Start of SUPPLIED DATA

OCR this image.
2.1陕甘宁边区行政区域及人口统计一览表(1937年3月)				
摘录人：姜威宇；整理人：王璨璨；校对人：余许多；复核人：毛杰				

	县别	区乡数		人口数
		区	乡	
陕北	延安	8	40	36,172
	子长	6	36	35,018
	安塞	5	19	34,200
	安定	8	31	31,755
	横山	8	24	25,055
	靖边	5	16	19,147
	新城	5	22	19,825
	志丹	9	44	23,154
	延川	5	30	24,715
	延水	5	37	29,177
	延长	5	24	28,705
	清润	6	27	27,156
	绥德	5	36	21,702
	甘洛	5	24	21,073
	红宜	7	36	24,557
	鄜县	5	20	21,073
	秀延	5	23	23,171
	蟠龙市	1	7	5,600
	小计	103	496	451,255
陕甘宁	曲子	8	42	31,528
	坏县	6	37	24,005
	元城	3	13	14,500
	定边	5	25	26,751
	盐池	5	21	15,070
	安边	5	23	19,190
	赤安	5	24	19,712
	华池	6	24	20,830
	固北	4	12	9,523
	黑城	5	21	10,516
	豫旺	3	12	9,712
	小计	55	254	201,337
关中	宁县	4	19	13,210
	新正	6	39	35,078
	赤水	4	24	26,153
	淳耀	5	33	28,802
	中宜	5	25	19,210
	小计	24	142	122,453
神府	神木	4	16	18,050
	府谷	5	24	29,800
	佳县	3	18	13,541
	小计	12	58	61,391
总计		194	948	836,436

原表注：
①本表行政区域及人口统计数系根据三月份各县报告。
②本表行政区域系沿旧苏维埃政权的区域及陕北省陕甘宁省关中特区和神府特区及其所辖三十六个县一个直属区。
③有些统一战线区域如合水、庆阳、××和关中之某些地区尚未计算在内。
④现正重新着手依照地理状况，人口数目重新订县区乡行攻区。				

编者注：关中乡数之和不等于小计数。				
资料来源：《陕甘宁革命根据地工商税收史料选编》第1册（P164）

End of SUPPLIED DATA

# [THE EXERCISE]
Return the listing above word for word.

# [RIGHT ANSWER]
OCR this image.
2.1陕甘宁边区行政区域及人口统计一览表(1937年3月)				
摘录人：姜威宇；整理人：王璨璨；校对人：余许多；复核人：毛杰				

	县别	区乡数		人口数
		区	乡	
陕北	延安	8	40	36,172
	子长	6	36	35,018
	安塞	5	19	34,200
	安定	8	31	31,755
	横山	8	24	25,055
	靖边	5	16	19,147
	新城	5	22	19,825
	志丹	9	44	23,154
	延川	5	30	24,715
	延水	5	37	29,177
	延长	5	24	28,705
	清润	6	27	27,156
	绥德	5	36	21,702
	甘洛	5	24	21,073
	红宜	7	36	24,557
	鄜县	5	20	21,073
	秀延	5	23	23,171
	蟠龙市	1	7	5,600
	小计	103	496	451,255
陕甘宁	曲子	8	42	31,528
	坏县	6	37	24,005
	元城	3	13	14,500
	定边	5	25	26,751
	盐池	5	21	15,070
	安边	5	23	19,190
	赤安	5	24	19,712
	华池	6	24	20,830
	固北	4	12	9,523
	黑城	5	21	10,516
	豫旺	3	12	9,712
	小计	55	254	201,337
关中	宁县	4	19	13,210
	新正	6	39	35,078
	赤水	4	24	26,153
	淳耀	5	33	28,802
	中宜	5	25	19,210
	小计	24	142	122,453
神府	神木	4	16	18,050
	府谷	5	24	29,800
	佳县	3	18	13,541
	小计	12	58	61,391
总计		194	948	836,436

原表注：
①本表行政区域及人口统计数系根据三月份各县报告。
②本表行政区域系沿旧苏维埃政权的区域及陕北省陕甘宁省关中特区和神府特区及其所辖三十六个县一个直属区。
③有些统一战线区域如合水、庆阳、××和关中之某些地区尚未计算在内。
④现正重新着手依照地理状况，人口数目重新订县区乡行攻区。				

编者注：关中乡数之和不等于小计数。				
资料来源：《陕甘宁革命根据地工商税收史料选编》第1册（P164）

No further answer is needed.